» **Given instruction**: Copy out the entries below precisely; nothing is to be omitted.

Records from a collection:
· · · · ·
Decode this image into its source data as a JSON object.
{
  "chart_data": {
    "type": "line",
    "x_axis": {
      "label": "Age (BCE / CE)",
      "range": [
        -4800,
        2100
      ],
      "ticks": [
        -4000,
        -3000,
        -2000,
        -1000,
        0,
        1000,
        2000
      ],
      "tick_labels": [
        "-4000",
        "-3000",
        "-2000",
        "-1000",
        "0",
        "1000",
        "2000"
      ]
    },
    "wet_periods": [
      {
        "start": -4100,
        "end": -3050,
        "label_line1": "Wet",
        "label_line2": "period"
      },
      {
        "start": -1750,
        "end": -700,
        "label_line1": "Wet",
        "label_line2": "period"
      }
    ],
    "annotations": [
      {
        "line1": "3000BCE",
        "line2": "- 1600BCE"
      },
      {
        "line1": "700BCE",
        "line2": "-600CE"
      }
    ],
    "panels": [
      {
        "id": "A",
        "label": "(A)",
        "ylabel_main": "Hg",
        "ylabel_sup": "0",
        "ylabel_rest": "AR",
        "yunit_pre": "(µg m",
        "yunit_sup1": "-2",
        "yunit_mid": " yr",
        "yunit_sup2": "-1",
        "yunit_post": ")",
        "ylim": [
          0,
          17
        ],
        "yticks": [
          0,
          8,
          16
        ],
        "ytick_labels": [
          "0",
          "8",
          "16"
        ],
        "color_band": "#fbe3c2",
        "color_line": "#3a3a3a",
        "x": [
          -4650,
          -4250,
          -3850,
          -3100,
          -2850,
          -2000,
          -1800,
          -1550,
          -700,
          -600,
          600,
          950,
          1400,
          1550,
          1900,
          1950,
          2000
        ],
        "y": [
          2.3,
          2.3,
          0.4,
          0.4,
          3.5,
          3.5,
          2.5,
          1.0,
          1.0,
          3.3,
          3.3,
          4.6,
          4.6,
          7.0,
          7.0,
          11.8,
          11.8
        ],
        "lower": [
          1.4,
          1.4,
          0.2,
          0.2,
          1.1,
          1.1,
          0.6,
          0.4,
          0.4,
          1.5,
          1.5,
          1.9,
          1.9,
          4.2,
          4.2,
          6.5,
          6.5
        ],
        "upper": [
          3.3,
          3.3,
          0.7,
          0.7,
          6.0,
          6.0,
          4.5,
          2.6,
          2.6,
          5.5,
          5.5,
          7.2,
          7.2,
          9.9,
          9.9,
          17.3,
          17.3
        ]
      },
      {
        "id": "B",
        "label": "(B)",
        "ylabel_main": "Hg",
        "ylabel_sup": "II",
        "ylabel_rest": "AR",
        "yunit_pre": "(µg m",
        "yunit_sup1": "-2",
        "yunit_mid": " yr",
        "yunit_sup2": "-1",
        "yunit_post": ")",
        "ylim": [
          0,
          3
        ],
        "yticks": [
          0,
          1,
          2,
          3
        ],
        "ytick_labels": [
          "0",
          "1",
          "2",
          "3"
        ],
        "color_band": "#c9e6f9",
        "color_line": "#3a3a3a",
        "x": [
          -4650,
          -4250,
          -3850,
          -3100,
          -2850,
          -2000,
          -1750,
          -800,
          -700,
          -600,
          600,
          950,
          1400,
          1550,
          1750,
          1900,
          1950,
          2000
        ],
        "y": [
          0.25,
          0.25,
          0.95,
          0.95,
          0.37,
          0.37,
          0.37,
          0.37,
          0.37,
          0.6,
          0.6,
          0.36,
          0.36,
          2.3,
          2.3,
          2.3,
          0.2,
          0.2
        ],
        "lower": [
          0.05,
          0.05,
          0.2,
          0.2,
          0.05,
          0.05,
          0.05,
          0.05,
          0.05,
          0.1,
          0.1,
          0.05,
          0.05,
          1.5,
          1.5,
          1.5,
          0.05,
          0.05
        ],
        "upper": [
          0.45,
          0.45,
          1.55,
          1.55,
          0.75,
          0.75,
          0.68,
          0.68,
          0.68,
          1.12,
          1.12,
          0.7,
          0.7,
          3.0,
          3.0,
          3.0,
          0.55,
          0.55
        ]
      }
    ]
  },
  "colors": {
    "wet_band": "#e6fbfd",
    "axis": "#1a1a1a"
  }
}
· · · · ·
» **Right answer**:
Decode this image into its source data as a JSON object.
{
  "chart_data": {
    "type": "line",
    "x_axis": {
      "label": "Age (BCE / CE)",
      "range": [
        -4800,
        2100
      ],
      "ticks": [
        -4000,
        -3000,
        -2000,
        -1000,
        0,
        1000,
        2000
      ],
      "tick_labels": [
        "-4000",
        "-3000",
        "-2000",
        "-1000",
        "0",
        "1000",
        "2000"
      ]
    },
    "wet_periods": [
      {
        "start": -4100,
        "end": -3050,
        "label_line1": "Wet",
        "label_line2": "period"
      },
      {
        "start": -1750,
        "end": -700,
        "label_line1": "Wet",
        "label_line2": "period"
      }
    ],
    "annotations": [
      {
        "line1": "3000BCE",
        "line2": "- 1600BCE"
      },
      {
        "line1": "700BCE",
        "line2": "-600CE"
      }
    ],
    "panels": [
      {
        "id": "A",
        "label": "(A)",
        "ylabel_main": "Hg",
        "ylabel_sup": "0",
        "ylabel_rest": "AR",
        "yunit_pre": "(µg m",
        "yunit_sup1": "-2",
        "yunit_mid": " yr",
        "yunit_sup2": "-1",
        "yunit_post": ")",
        "ylim": [
          0,
          17
        ],
        "yticks": [
          0,
          8,
          16
        ],
        "ytick_labels": [
          "0",
          "8",
          "16"
        ],
        "color_band": "#fbe3c2",
        "color_line": "#3a3a3a",
        "x": [
          -4650,
          -4250,
          -3850,
          -3100,
          -2850,
          -2000,
          -1800,
          -1550,
          -700,
          -600,
          600,
          950,
          1400,
          1550,
          1900,
          1950,
          2000
        ],
        "y": [
          2.3,
          2.3,
          0.4,
          0.4,
          3.5,
          3.5,
          2.5,
          1.0,
          1.0,
          3.3,
          3.3,
          4.6,
          4.6,
          7.0,
          7.0,
          11.8,
          11.8
        ],
        "lower": [
          1.4,
          1.4,
          0.2,
          0.2,
          1.1,
          1.1,
          0.6,
          0.4,
          0.4,
          1.5,
          1.5,
          1.9,
          1.9,
          4.2,
          4.2,
          6.5,
          6.5
        ],
        "upper": [
          3.3,
          3.3,
          0.7,
          0.7,
          6.0,
          6.0,
          4.5,
          2.6,
          2.6,
          5.5,
          5.5,
          7.2,
          7.2,
          9.9,
          9.9,
          17.3,
          17.3
        ]
      },
      {
        "id": "B",
        "label": "(B)",
        "ylabel_main": "Hg",
        "ylabel_sup": "II",
        "ylabel_rest": "AR",
        "yunit_pre": "(µg m",
        "yunit_sup1": "-2",
        "yunit_mid": " yr",
        "yunit_sup2": "-1",
        "yunit_post": ")",
        "ylim": [
          0,
          3
        ],
        "yticks": [
          0,
          1,
          2,
          3
        ],
        "ytick_labels": [
          "0",
          "1",
          "2",
          "3"
        ],
        "color_band": "#c9e6f9",
        "color_line": "#3a3a3a",
        "x": [
          -4650,
          -4250,
          -3850,
          -3100,
          -2850,
          -2000,
          -1750,
          -800,
          -700,
          -600,
          600,
          950,
          1400,
          1550,
          1750,
          1900,
          1950,
          2000
        ],
        "y": [
          0.25,
          0.25,
          0.95,
          0.95,
          0.37,
          0.37,
          0.37,
          0.37,
          0.37,
          0.6,
          0.6,
          0.36,
          0.36,
          2.3,
          2.3,
          2.3,
          0.2,
          0.2
        ],
        "lower": [
          0.05,
          0.05,
          0.2,
          0.2,
          0.05,
          0.05,
          0.05,
          0.05,
          0.05,
          0.1,
          0.1,
          0.05,
          0.05,
          1.5,
          1.5,
          1.5,
          0.05,
          0.05
        ],
        "upper": [
          0.45,
          0.45,
          1.55,
          1.55,
          0.75,
          0.75,
          0.68,
          0.68,
          0.68,
          1.12,
          1.12,
          0.7,
          0.7,
          3.0,
          3.0,
          3.0,
          0.55,
          0.55
        ]
      }
    ]
  },
  "colors": {
    "wet_band": "#e6fbfd",
    "axis": "#1a1a1a"
  }
}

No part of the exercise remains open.